**Task description:** Transcribe the entries that follow exactly as they appear, minus pictures.

**Input for this task:**

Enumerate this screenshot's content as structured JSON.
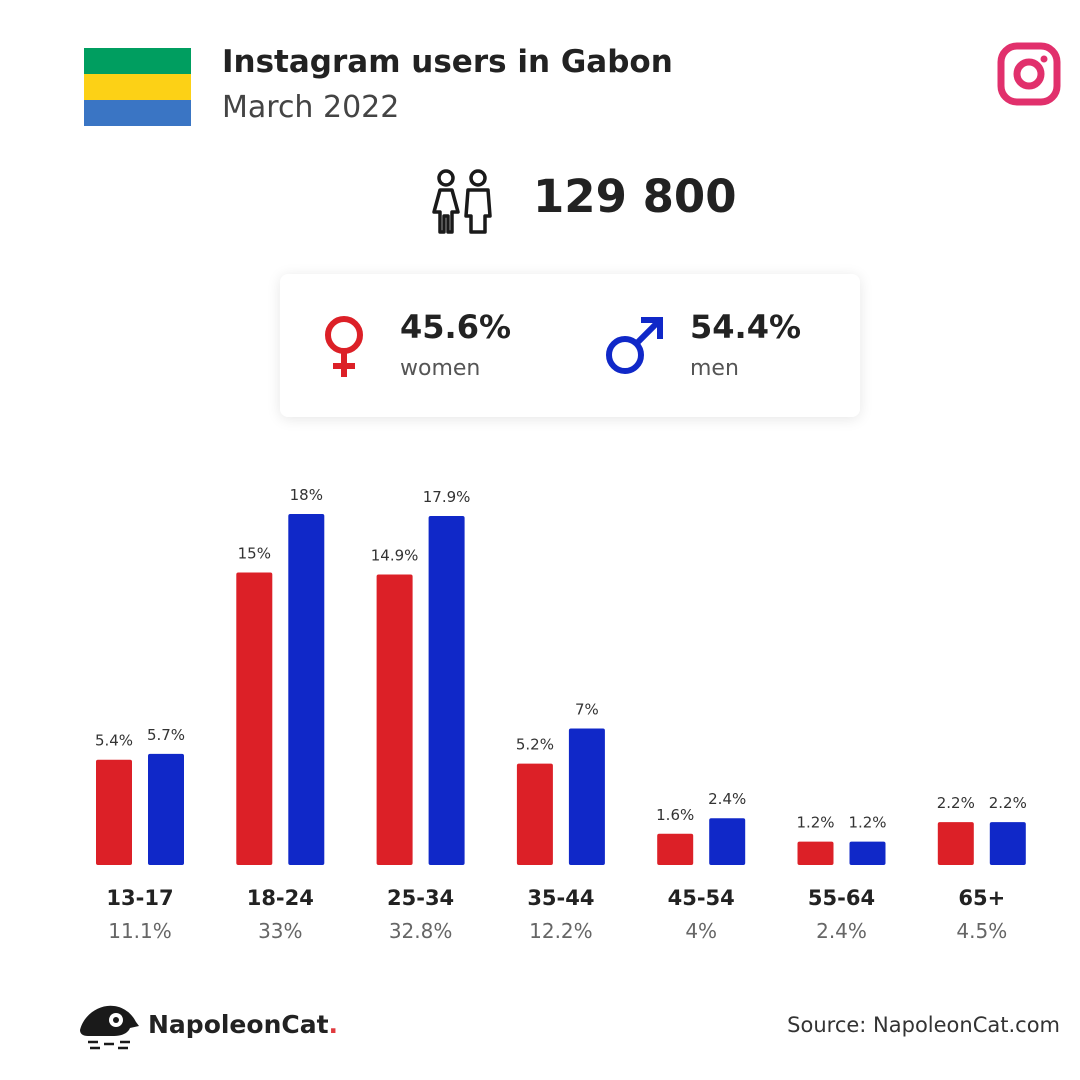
{
  "header": {
    "title": "Instagram users in Gabon",
    "subtitle": "March 2022",
    "flag_colors": [
      "#009E60",
      "#FCD116",
      "#3A75C4"
    ],
    "platform_icon": "instagram-icon",
    "accent": "#E1306C"
  },
  "total": {
    "icon": "people-icon",
    "value": "129 800"
  },
  "gender": {
    "women": {
      "icon": "female-symbol-icon",
      "percent": "45.6%",
      "label": "women",
      "color": "#DC2027"
    },
    "men": {
      "icon": "male-symbol-icon",
      "percent": "54.4%",
      "label": "men",
      "color": "#1028C8"
    }
  },
  "chart_data": {
    "type": "bar",
    "categories": [
      "13-17",
      "18-24",
      "25-34",
      "35-44",
      "45-54",
      "55-64",
      "65+"
    ],
    "category_totals": [
      "11.1%",
      "33%",
      "32.8%",
      "12.2%",
      "4%",
      "2.4%",
      "4.5%"
    ],
    "series": [
      {
        "name": "women",
        "color": "#DC2027",
        "values": [
          5.4,
          15,
          14.9,
          5.2,
          1.6,
          1.2,
          2.2
        ],
        "labels": [
          "5.4%",
          "15%",
          "14.9%",
          "5.2%",
          "1.6%",
          "1.2%",
          "2.2%"
        ]
      },
      {
        "name": "men",
        "color": "#1028C8",
        "values": [
          5.7,
          18,
          17.9,
          7,
          2.4,
          1.2,
          2.2
        ],
        "labels": [
          "5.7%",
          "18%",
          "17.9%",
          "7%",
          "2.4%",
          "1.2%",
          "2.2%"
        ]
      }
    ],
    "ylim": [
      0,
      18
    ],
    "grid": false
  },
  "footer": {
    "brand_name": "NapoleonCat",
    "brand_dot": ".",
    "source": "Source: NapoleonCat.com",
    "logo_icon": "napoleoncat-logo-icon"
  }
}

**Full response:**
Enumerate this screenshot's content as structured JSON.
{
  "header": {
    "title": "Instagram users in Gabon",
    "subtitle": "March 2022",
    "flag_colors": [
      "#009E60",
      "#FCD116",
      "#3A75C4"
    ],
    "platform_icon": "instagram-icon",
    "accent": "#E1306C"
  },
  "total": {
    "icon": "people-icon",
    "value": "129 800"
  },
  "gender": {
    "women": {
      "icon": "female-symbol-icon",
      "percent": "45.6%",
      "label": "women",
      "color": "#DC2027"
    },
    "men": {
      "icon": "male-symbol-icon",
      "percent": "54.4%",
      "label": "men",
      "color": "#1028C8"
    }
  },
  "chart_data": {
    "type": "bar",
    "categories": [
      "13-17",
      "18-24",
      "25-34",
      "35-44",
      "45-54",
      "55-64",
      "65+"
    ],
    "category_totals": [
      "11.1%",
      "33%",
      "32.8%",
      "12.2%",
      "4%",
      "2.4%",
      "4.5%"
    ],
    "series": [
      {
        "name": "women",
        "color": "#DC2027",
        "values": [
          5.4,
          15,
          14.9,
          5.2,
          1.6,
          1.2,
          2.2
        ],
        "labels": [
          "5.4%",
          "15%",
          "14.9%",
          "5.2%",
          "1.6%",
          "1.2%",
          "2.2%"
        ]
      },
      {
        "name": "men",
        "color": "#1028C8",
        "values": [
          5.7,
          18,
          17.9,
          7,
          2.4,
          1.2,
          2.2
        ],
        "labels": [
          "5.7%",
          "18%",
          "17.9%",
          "7%",
          "2.4%",
          "1.2%",
          "2.2%"
        ]
      }
    ],
    "ylim": [
      0,
      18
    ],
    "grid": false
  },
  "footer": {
    "brand_name": "NapoleonCat",
    "brand_dot": ".",
    "source": "Source: NapoleonCat.com",
    "logo_icon": "napoleoncat-logo-icon"
  }
}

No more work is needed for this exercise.